→ **PAGE EXCERPT**
THE 21ST Summit of the Caribbean Com-munity and Common Market (CARICOM), which begins Sunday in St. Vincent and the Grenadines, could well prove to be one of the most significant, or most disappointing since the historic 1989 'Declaration of Grand Anse' in Grenada that crafted the path for the Community towards the 21st century.

The 22-item draft agenda points to a range of critical issues that must be addressed. There are, however, disconcerting reasons to suggest that not even enthusiastic supporters of CARICOM should raise expectations too highly for this first regular annual meeting of the heads of government of the now 27-year-old 15-member Community.

These would include advancing arrangements to establish the Caribbean Single Market and Economy (CSME), creation of a Caribbean Court of Justice (CCJ); France's withdrawal from the Caribbean Development Bank (CDB) and the bank's future in terms of a widening membership base and review of its founding Charter.

Also to be addressed will be issues of intra-regional trade disputes; the current serious conflict between Suriname and Guyana; Haiti's continuing political crisis and its full integration into CARICOM; the work programme and future relationship of the Regional Negotiating Machinery (RNM) with Ministers responsible for foreign affairs and international trade, as well as party politics and democratic governance.

→ **REQUIRED TASK A**
Put every line of the stored entries into a numbered list, leaving out blank lines and the pictures.
The CARICOM summit passage and the stored entries are separate, unrelated material.

(Stored entries)
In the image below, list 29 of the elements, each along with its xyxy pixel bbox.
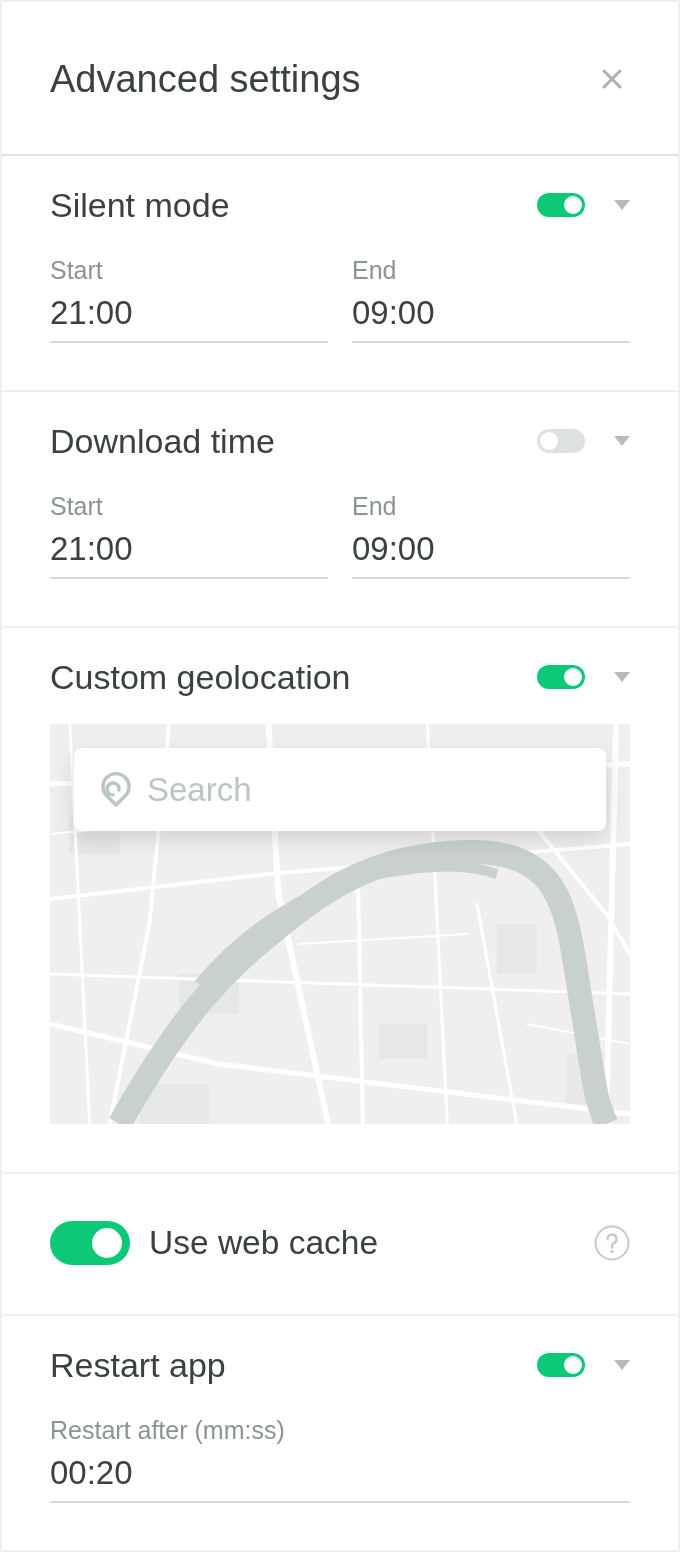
caret-icon[interactable] — [614, 672, 630, 682]
close-icon[interactable] — [602, 69, 622, 89]
field-label: End — [352, 491, 398, 521]
section-title: Silent mode — [50, 185, 231, 225]
section-title: Custom geolocation — [50, 657, 352, 697]
toggle-switch[interactable] — [537, 193, 585, 217]
toggle-switch[interactable] — [537, 1353, 585, 1377]
field-label: Start — [50, 255, 104, 285]
toggle-switch[interactable] — [537, 665, 585, 689]
field-label: Restart after (mm:ss) — [50, 1415, 286, 1445]
section-title: Restart app — [50, 1345, 227, 1385]
time-input[interactable]: 21:00 — [50, 293, 328, 343]
section-title: Download time — [50, 421, 276, 461]
switch-label: Use web cache — [149, 1223, 380, 1263]
time-input[interactable]: 09:00 — [352, 293, 630, 343]
toggle-switch[interactable] — [537, 429, 585, 453]
panel-title: Advanced settings — [50, 57, 361, 101]
caret-icon[interactable] — [614, 200, 630, 210]
search-field[interactable]: Search — [74, 748, 606, 831]
field-label: Start — [50, 491, 104, 521]
time-input[interactable]: 00:20 — [50, 1453, 630, 1503]
help-icon[interactable] — [594, 1225, 630, 1261]
field-label: End — [352, 255, 398, 285]
toggle-switch[interactable] — [50, 1221, 130, 1265]
location-pin-icon — [100, 772, 132, 807]
caret-icon[interactable] — [614, 436, 630, 446]
time-input[interactable]: 09:00 — [352, 529, 630, 579]
caret-icon[interactable] — [614, 1360, 630, 1370]
time-input[interactable]: 21:00 — [50, 529, 328, 579]
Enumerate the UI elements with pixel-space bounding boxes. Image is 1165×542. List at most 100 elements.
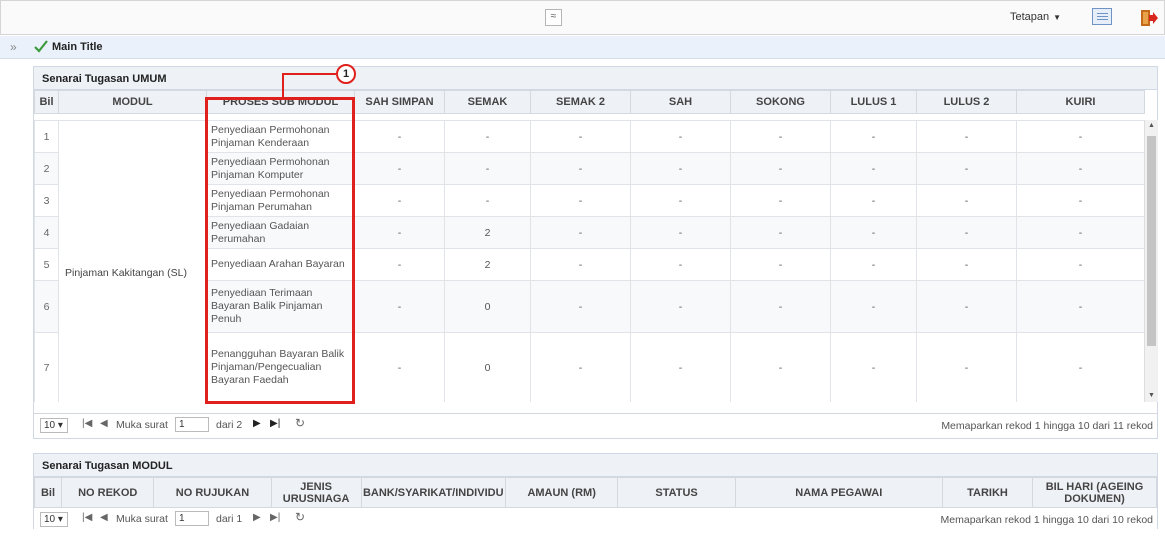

→ **REQUIRED TASK B**
Duplicate the CARICOM summit passage exactly, taking everything from "THE 21ST Summit" down to "27-year-old 15-member Community.".

→ **OUTPUT A**
1. In the image below, list 29 of the elements, each along with its xyxy pixel bbox.
2. caret-icon[interactable] — [614, 672, 630, 682]
3. close-icon[interactable] — [602, 69, 622, 89]
4. field-label: End — [352, 491, 398, 521]
5. section-title: Silent mode — [50, 185, 231, 225]
6. section-title: Custom geolocation — [50, 657, 352, 697]
7. toggle-switch[interactable] — [537, 193, 585, 217]
8. toggle-switch[interactable] — [537, 1353, 585, 1377]
9. field-label: Start — [50, 255, 104, 285]
10. toggle-switch[interactable] — [537, 665, 585, 689]
11. field-label: Restart after (mm:ss) — [50, 1415, 286, 1445]
12. section-title: Restart app — [50, 1345, 227, 1385]
13. time-input[interactable]: 21:00 — [50, 293, 328, 343]
14. section-title: Download time — [50, 421, 276, 461]
15. switch-label: Use web cache — [149, 1223, 380, 1263]
16. time-input[interactable]: 09:00 — [352, 293, 630, 343]
17. toggle-switch[interactable] — [537, 429, 585, 453]
18. panel-title: Advanced settings — [50, 57, 361, 101]
19. caret-icon[interactable] — [614, 200, 630, 210]
20. search-field[interactable]: Search — [74, 748, 606, 831]
21. field-label: Start — [50, 491, 104, 521]
22. time-input[interactable]: 00:20 — [50, 1453, 630, 1503]
23. help-icon[interactable] — [594, 1225, 630, 1261]
24. field-label: End — [352, 255, 398, 285]
25. toggle-switch[interactable] — [50, 1221, 130, 1265]
26. location-pin-icon — [100, 772, 132, 807]
27. caret-icon[interactable] — [614, 436, 630, 446]
28. time-input[interactable]: 09:00 — [352, 529, 630, 579]
29. caret-icon[interactable] — [614, 1360, 630, 1370]
30. time-input[interactable]: 21:00 — [50, 529, 328, 579]
31. Enumerate the UI elements with pixel-space bounding boxes. Image is 1165×542. List at most 100 elements.

→ **OUTPUT B**
THE 21ST Summit of the Caribbean Com-munity and Common Market (CARICOM), which begins Sunday in St. Vincent and the Grenadines, could well prove to be one of the most significant, or most disappointing since the historic 1989 'Declaration of Grand Anse' in Grenada that crafted the path for the Community towards the 21st century.

The 22-item draft agenda points to a range of critical issues that must be addressed. There are, however, disconcerting reasons to suggest that not even enthusiastic supporters of CARICOM should raise expectations too highly for this first regular annual meeting of the heads of government of the now 27-year-old 15-member Community.